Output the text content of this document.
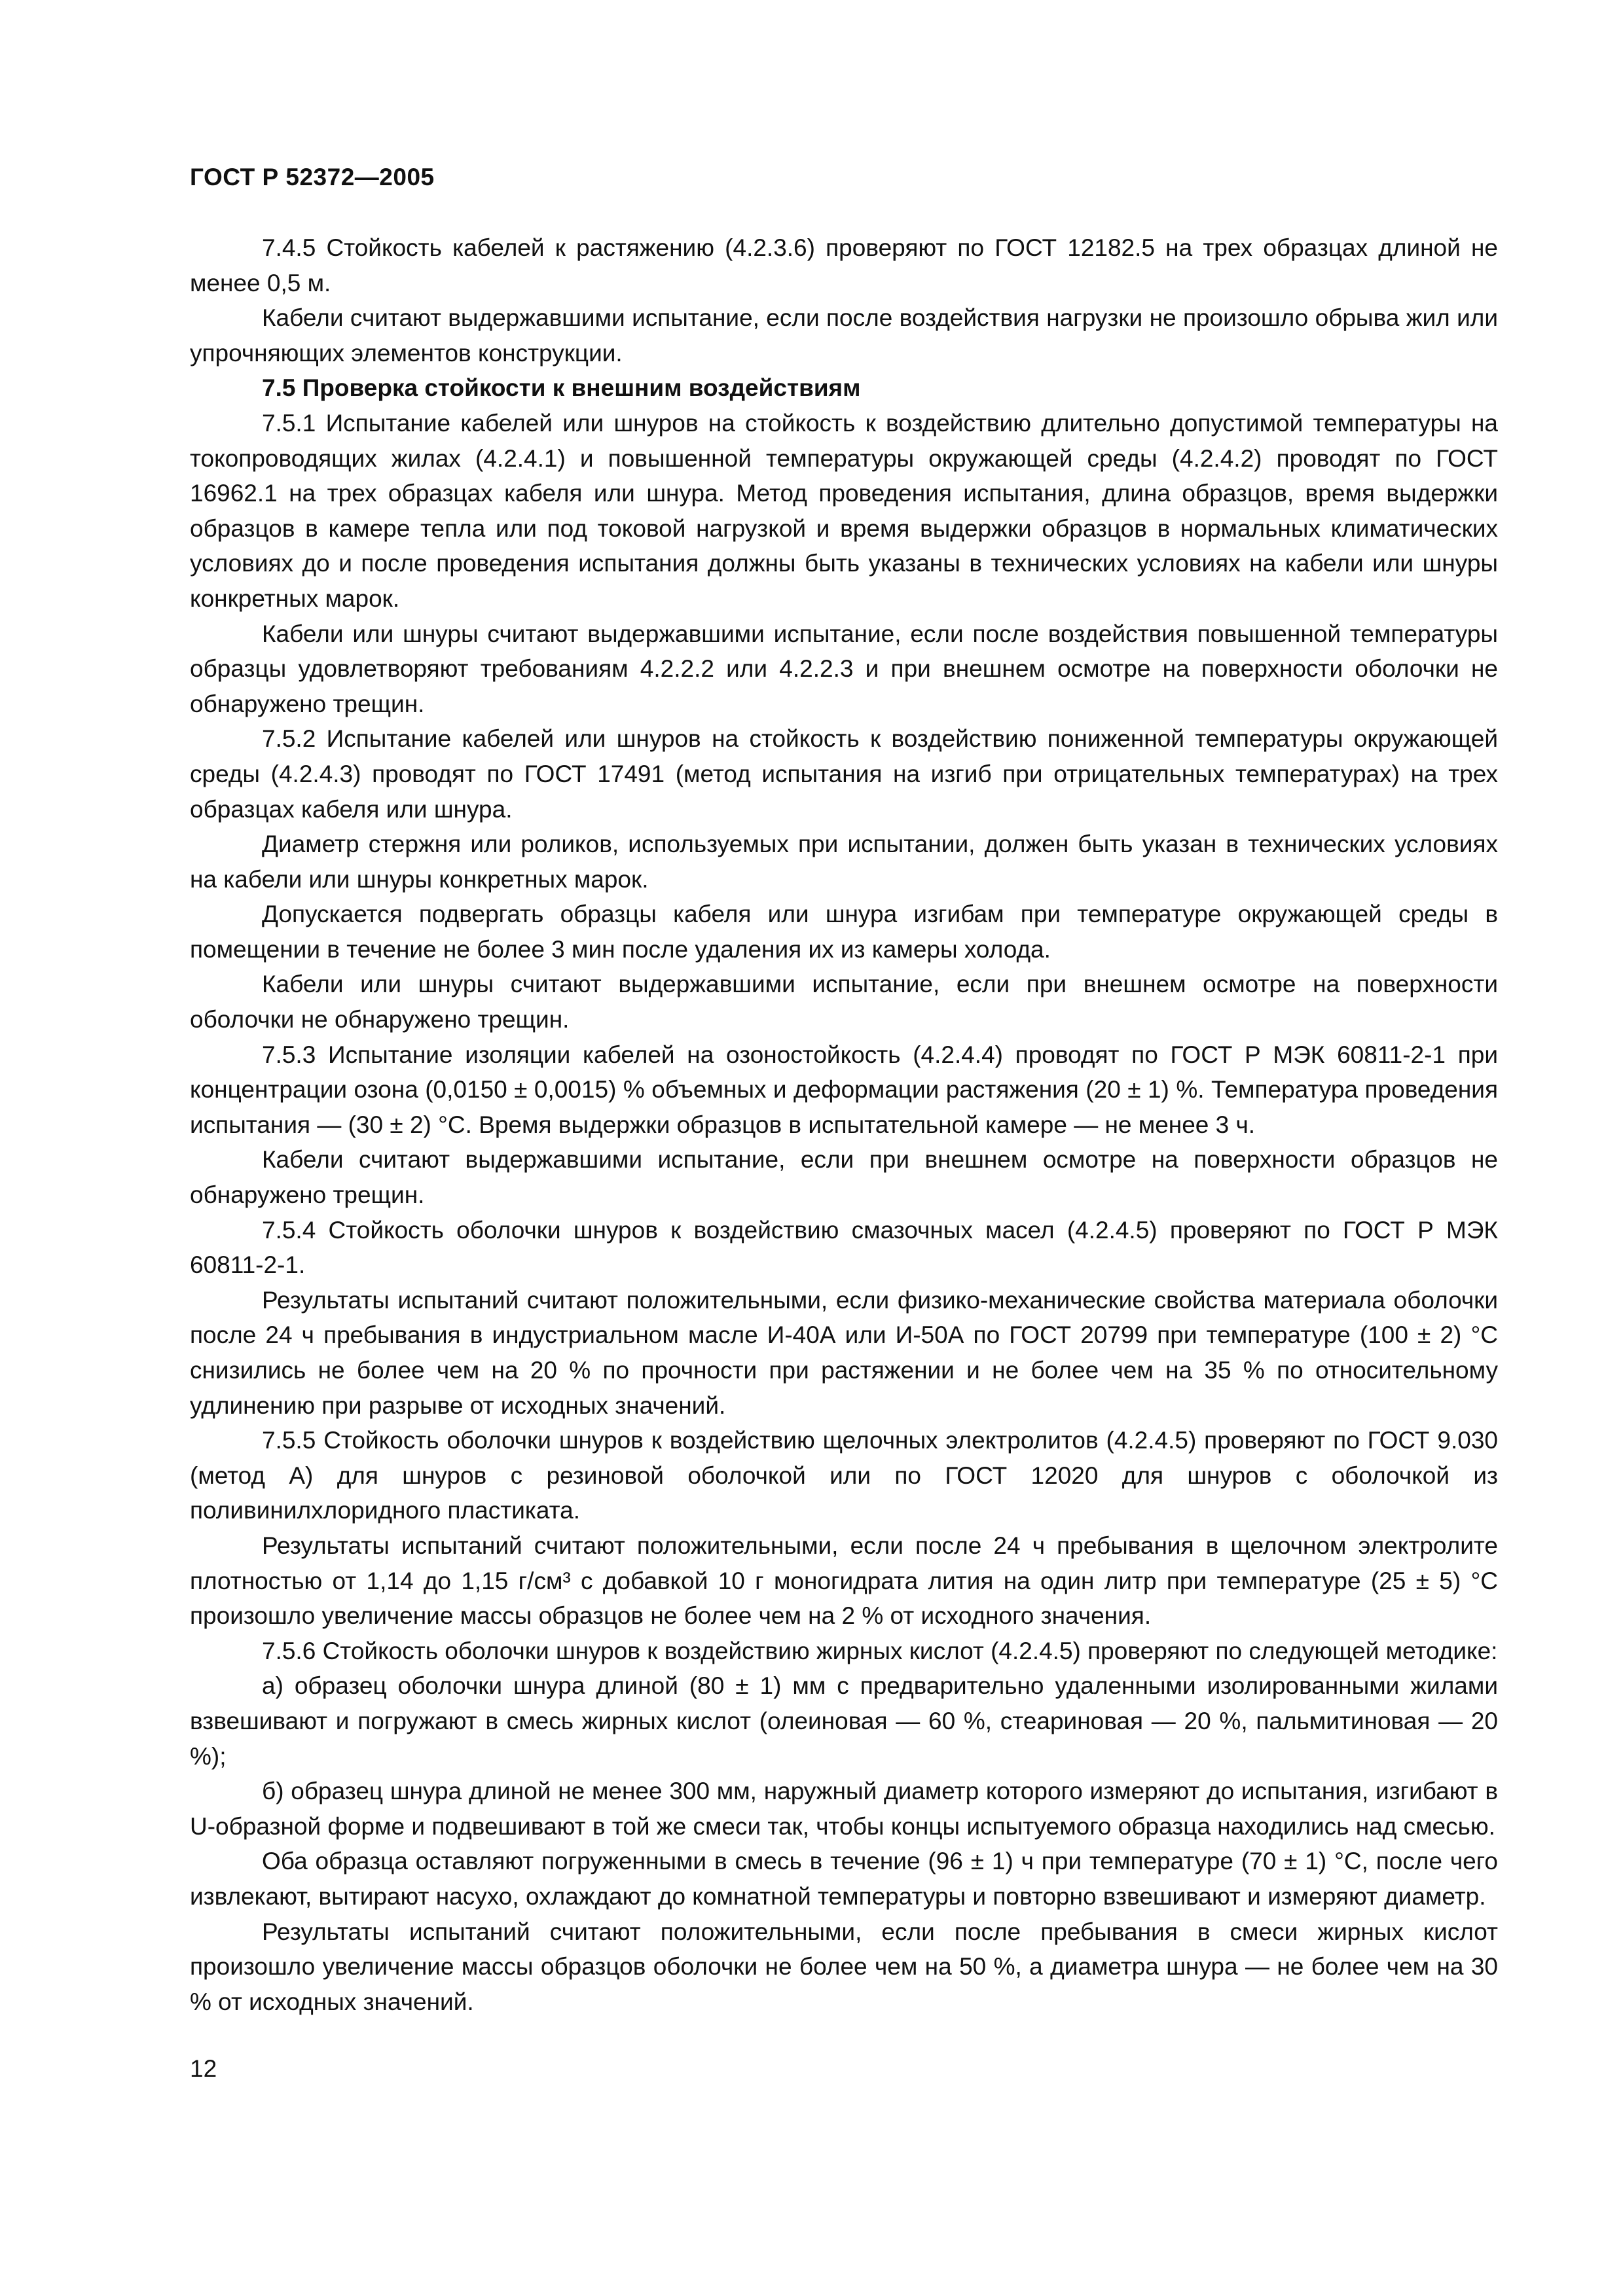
ГОСТ Р 52372—2005

7.4.5 Стойкость кабелей к растяжению (4.2.3.6) проверяют по ГОСТ 12182.5 на трех образцах длиной не менее 0,5 м.

Кабели считают выдержавшими испытание, если после воздействия нагрузки не произошло обрыва жил или упрочняющих элементов конструкции.

7.5 Проверка стойкости к внешним воздействиям

7.5.1 Испытание кабелей или шнуров на стойкость к воздействию длительно допустимой температуры на токопроводящих жилах (4.2.4.1) и повышенной температуры окружающей среды (4.2.4.2) проводят по ГОСТ 16962.1 на трех образцах кабеля или шнура. Метод проведения испытания, длина образцов, время выдержки образцов в камере тепла или под токовой нагрузкой и время выдержки образцов в нормальных климатических условиях до и после проведения испытания должны быть указаны в технических условиях на кабели или шнуры конкретных марок.

Кабели или шнуры считают выдержавшими испытание, если после воздействия повышенной температуры образцы удовлетворяют требованиям 4.2.2.2 или 4.2.2.3 и при внешнем осмотре на поверхности оболочки не обнаружено трещин.

7.5.2 Испытание кабелей или шнуров на стойкость к воздействию пониженной температуры окружающей среды (4.2.4.3) проводят по ГОСТ 17491 (метод испытания на изгиб при отрицательных температурах) на трех образцах кабеля или шнура.

Диаметр стержня или роликов, используемых при испытании, должен быть указан в технических условиях на кабели или шнуры конкретных марок.

Допускается подвергать образцы кабеля или шнура изгибам при температуре окружающей среды в помещении в течение не более 3 мин после удаления их из камеры холода.

Кабели или шнуры считают выдержавшими испытание, если при внешнем осмотре на поверхности оболочки не обнаружено трещин.

7.5.3 Испытание изоляции кабелей на озоностойкость (4.2.4.4) проводят по ГОСТ Р МЭК 60811-2-1 при концентрации озона (0,0150 ± 0,0015) % объемных и деформации растяжения (20 ± 1) %. Температура проведения испытания — (30 ± 2) °С. Время выдержки образцов в испытательной камере — не менее 3 ч.

Кабели считают выдержавшими испытание, если при внешнем осмотре на поверхности образцов не обнаружено трещин.

7.5.4 Стойкость оболочки шнуров к воздействию смазочных масел (4.2.4.5) проверяют по ГОСТ Р МЭК 60811-2-1.

Результаты испытаний считают положительными, если физико-механические свойства материала оболочки после 24 ч пребывания в индустриальном масле И-40А или И-50А по ГОСТ 20799 при температуре (100 ± 2) °С снизились не более чем на 20 % по прочности при растяжении и не более чем на 35 % по относительному удлинению при разрыве от исходных значений.

7.5.5 Стойкость оболочки шнуров к воздействию щелочных электролитов (4.2.4.5) проверяют по ГОСТ 9.030 (метод А) для шнуров с резиновой оболочкой или по ГОСТ 12020 для шнуров с оболочкой из поливинилхлоридного пластиката.

Результаты испытаний считают положительными, если после 24 ч пребывания в щелочном электролите плотностью от 1,14 до 1,15 г/см³ с добавкой 10 г моногидрата лития на один литр при температуре (25 ± 5) °С произошло увеличение массы образцов не более чем на 2 % от исходного значения.

7.5.6 Стойкость оболочки шнуров к воздействию жирных кислот (4.2.4.5) проверяют по следующей методике:

а) образец оболочки шнура длиной (80 ± 1) мм с предварительно удаленными изолированными жилами взвешивают и погружают в смесь жирных кислот (олеиновая — 60 %, стеариновая — 20 %, пальмитиновая — 20 %);

б) образец шнура длиной не менее 300 мм, наружный диаметр которого измеряют до испытания, изгибают в U-образной форме и подвешивают в той же смеси так, чтобы концы испытуемого образца находились над смесью.

Оба образца оставляют погруженными в смесь в течение (96 ± 1) ч при температуре (70 ± 1) °С, после чего извлекают, вытирают насухо, охлаждают до комнатной температуры и повторно взвешивают и измеряют диаметр.

Результаты испытаний считают положительными, если после пребывания в смеси жирных кислот произошло увеличение массы образцов оболочки не более чем на 50 %, а диаметра шнура — не более чем на 30 % от исходных значений.

12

THE REQUEST:
All records must be output exactly as they are, except for the pictures, which are left out.

RESPONSE BELOW:
Output the text content of this document.
ГОСТ Р 52372—2005

7.4.5 Стойкость кабелей к растяжению (4.2.3.6) проверяют по ГОСТ 12182.5 на трех образцах длиной не менее 0,5 м.

Кабели считают выдержавшими испытание, если после воздействия нагрузки не произошло обрыва жил или упрочняющих элементов конструкции.

7.5 Проверка стойкости к внешним воздействиям

7.5.1 Испытание кабелей или шнуров на стойкость к воздействию длительно допустимой температуры на токопроводящих жилах (4.2.4.1) и повышенной температуры окружающей среды (4.2.4.2) проводят по ГОСТ 16962.1 на трех образцах кабеля или шнура. Метод проведения испытания, длина образцов, время выдержки образцов в камере тепла или под токовой нагрузкой и время выдержки образцов в нормальных климатических условиях до и после проведения испытания должны быть указаны в технических условиях на кабели или шнуры конкретных марок.

Кабели или шнуры считают выдержавшими испытание, если после воздействия повышенной температуры образцы удовлетворяют требованиям 4.2.2.2 или 4.2.2.3 и при внешнем осмотре на поверхности оболочки не обнаружено трещин.

7.5.2 Испытание кабелей или шнуров на стойкость к воздействию пониженной температуры окружающей среды (4.2.4.3) проводят по ГОСТ 17491 (метод испытания на изгиб при отрицательных температурах) на трех образцах кабеля или шнура.

Диаметр стержня или роликов, используемых при испытании, должен быть указан в технических условиях на кабели или шнуры конкретных марок.

Допускается подвергать образцы кабеля или шнура изгибам при температуре окружающей среды в помещении в течение не более 3 мин после удаления их из камеры холода.

Кабели или шнуры считают выдержавшими испытание, если при внешнем осмотре на поверхности оболочки не обнаружено трещин.

7.5.3 Испытание изоляции кабелей на озоностойкость (4.2.4.4) проводят по ГОСТ Р МЭК 60811-2-1 при концентрации озона (0,0150 ± 0,0015) % объемных и деформации растяжения (20 ± 1) %. Температура проведения испытания — (30 ± 2) °С. Время выдержки образцов в испытательной камере — не менее 3 ч.

Кабели считают выдержавшими испытание, если при внешнем осмотре на поверхности образцов не обнаружено трещин.

7.5.4 Стойкость оболочки шнуров к воздействию смазочных масел (4.2.4.5) проверяют по ГОСТ Р МЭК 60811-2-1.

Результаты испытаний считают положительными, если физико-механические свойства материала оболочки после 24 ч пребывания в индустриальном масле И-40А или И-50А по ГОСТ 20799 при температуре (100 ± 2) °С снизились не более чем на 20 % по прочности при растяжении и не более чем на 35 % по относительному удлинению при разрыве от исходных значений.

7.5.5 Стойкость оболочки шнуров к воздействию щелочных электролитов (4.2.4.5) проверяют по ГОСТ 9.030 (метод А) для шнуров с резиновой оболочкой или по ГОСТ 12020 для шнуров с оболочкой из поливинилхлоридного пластиката.

Результаты испытаний считают положительными, если после 24 ч пребывания в щелочном электролите плотностью от 1,14 до 1,15 г/см³ с добавкой 10 г моногидрата лития на один литр при температуре (25 ± 5) °С произошло увеличение массы образцов не более чем на 2 % от исходного значения.

7.5.6 Стойкость оболочки шнуров к воздействию жирных кислот (4.2.4.5) проверяют по следующей методике:

а) образец оболочки шнура длиной (80 ± 1) мм с предварительно удаленными изолированными жилами взвешивают и погружают в смесь жирных кислот (олеиновая — 60 %, стеариновая — 20 %, пальмитиновая — 20 %);

б) образец шнура длиной не менее 300 мм, наружный диаметр которого измеряют до испытания, изгибают в U-образной форме и подвешивают в той же смеси так, чтобы концы испытуемого образца находились над смесью.

Оба образца оставляют погруженными в смесь в течение (96 ± 1) ч при температуре (70 ± 1) °С, после чего извлекают, вытирают насухо, охлаждают до комнатной температуры и повторно взвешивают и измеряют диаметр.

Результаты испытаний считают положительными, если после пребывания в смеси жирных кислот произошло увеличение массы образцов оболочки не более чем на 50 %, а диаметра шнура — не более чем на 30 % от исходных значений.

12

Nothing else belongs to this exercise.